**WHAT YOU SHOULD DO**
Below are the records; collect from them each line containing the string "copied".
::: PROVIDED DATA
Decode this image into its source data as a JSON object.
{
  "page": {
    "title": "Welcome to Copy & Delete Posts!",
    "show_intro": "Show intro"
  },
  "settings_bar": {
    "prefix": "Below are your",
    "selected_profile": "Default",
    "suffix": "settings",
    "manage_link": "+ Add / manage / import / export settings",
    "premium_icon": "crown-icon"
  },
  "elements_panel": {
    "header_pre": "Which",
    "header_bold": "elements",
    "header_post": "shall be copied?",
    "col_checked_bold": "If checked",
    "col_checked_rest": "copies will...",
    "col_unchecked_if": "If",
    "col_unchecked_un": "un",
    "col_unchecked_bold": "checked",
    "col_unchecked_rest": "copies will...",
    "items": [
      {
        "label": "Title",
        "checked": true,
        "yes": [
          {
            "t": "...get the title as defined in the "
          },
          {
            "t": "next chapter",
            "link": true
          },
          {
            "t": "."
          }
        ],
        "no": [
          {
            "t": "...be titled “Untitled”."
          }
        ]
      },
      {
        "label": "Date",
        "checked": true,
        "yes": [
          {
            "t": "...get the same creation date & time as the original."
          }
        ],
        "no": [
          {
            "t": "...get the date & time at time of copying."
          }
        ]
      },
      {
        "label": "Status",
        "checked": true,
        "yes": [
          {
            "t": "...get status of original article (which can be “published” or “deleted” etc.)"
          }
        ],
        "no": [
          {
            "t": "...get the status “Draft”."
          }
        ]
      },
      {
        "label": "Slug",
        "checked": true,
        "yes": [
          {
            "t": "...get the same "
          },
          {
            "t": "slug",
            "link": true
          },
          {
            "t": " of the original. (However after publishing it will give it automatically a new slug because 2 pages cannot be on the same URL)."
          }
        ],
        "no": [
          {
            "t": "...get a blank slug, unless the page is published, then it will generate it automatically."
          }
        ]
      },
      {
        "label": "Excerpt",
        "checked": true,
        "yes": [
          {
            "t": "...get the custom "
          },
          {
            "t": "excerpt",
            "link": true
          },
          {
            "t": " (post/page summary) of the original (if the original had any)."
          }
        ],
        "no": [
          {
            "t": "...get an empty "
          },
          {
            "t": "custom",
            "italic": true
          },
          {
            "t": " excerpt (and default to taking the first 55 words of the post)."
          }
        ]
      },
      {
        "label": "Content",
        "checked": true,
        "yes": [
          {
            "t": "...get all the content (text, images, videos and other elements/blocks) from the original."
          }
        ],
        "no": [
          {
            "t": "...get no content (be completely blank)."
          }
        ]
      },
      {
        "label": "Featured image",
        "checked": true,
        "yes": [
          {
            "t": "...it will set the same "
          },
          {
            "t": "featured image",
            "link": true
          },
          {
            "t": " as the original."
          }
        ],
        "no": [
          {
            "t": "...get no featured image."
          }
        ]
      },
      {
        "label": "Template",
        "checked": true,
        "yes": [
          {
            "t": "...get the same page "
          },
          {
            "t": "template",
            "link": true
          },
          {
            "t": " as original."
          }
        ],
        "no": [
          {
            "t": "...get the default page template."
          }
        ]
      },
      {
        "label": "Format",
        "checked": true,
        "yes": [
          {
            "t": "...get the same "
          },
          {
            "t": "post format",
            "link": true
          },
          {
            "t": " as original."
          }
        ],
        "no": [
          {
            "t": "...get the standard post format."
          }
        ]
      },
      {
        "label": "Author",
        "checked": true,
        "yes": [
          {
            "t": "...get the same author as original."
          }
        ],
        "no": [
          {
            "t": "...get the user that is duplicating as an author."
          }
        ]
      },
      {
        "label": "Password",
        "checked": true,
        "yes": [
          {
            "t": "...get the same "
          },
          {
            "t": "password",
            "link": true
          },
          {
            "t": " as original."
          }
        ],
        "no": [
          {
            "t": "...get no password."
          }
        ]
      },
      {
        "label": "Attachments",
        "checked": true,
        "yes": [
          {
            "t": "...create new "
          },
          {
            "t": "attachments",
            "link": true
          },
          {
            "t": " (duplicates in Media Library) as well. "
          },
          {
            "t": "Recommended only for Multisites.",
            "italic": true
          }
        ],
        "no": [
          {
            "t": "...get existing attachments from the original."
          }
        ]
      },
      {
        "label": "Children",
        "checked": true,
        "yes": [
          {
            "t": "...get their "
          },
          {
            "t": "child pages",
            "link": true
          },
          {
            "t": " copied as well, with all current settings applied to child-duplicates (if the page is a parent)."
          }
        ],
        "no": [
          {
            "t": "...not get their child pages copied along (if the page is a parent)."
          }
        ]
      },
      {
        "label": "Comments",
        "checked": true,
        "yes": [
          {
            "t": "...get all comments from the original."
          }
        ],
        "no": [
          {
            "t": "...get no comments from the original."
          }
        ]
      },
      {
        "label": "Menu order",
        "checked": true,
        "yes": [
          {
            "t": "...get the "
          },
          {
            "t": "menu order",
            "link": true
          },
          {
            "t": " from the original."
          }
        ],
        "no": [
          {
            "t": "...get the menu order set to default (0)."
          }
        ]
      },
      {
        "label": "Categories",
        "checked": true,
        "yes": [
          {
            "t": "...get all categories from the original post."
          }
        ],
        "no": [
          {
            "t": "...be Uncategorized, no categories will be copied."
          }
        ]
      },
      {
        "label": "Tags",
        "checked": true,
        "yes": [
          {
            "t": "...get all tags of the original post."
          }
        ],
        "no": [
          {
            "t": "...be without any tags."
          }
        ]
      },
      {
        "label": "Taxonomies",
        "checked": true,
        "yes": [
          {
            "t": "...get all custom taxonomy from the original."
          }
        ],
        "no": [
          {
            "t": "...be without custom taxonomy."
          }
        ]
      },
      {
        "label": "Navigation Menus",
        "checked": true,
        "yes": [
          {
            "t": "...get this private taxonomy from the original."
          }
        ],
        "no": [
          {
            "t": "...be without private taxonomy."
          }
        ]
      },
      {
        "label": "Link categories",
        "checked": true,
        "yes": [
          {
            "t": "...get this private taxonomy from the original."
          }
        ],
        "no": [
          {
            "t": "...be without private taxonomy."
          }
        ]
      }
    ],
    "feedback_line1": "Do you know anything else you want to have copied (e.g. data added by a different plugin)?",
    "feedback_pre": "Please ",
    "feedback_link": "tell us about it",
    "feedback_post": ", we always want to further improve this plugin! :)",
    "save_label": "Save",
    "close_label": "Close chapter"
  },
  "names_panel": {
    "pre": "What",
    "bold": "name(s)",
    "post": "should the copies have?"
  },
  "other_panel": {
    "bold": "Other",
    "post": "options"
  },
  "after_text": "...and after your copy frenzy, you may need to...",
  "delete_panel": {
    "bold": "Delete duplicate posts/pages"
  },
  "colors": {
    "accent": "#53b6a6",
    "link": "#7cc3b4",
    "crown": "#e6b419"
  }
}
::::::
**REPLY TO THE TASK**
    "header_post": "shall be copied?",
            "t": " copied as well, with all current settings applied to child-duplicates (if the page is a parent)."
            "t": "...not get their child pages copied along (if the page is a parent)."
            "t": "...be Uncategorized, no categories will be copied."
    "feedback_line1": "Do you know anything else you want to have copied (e.g. data added by a different plugin)?",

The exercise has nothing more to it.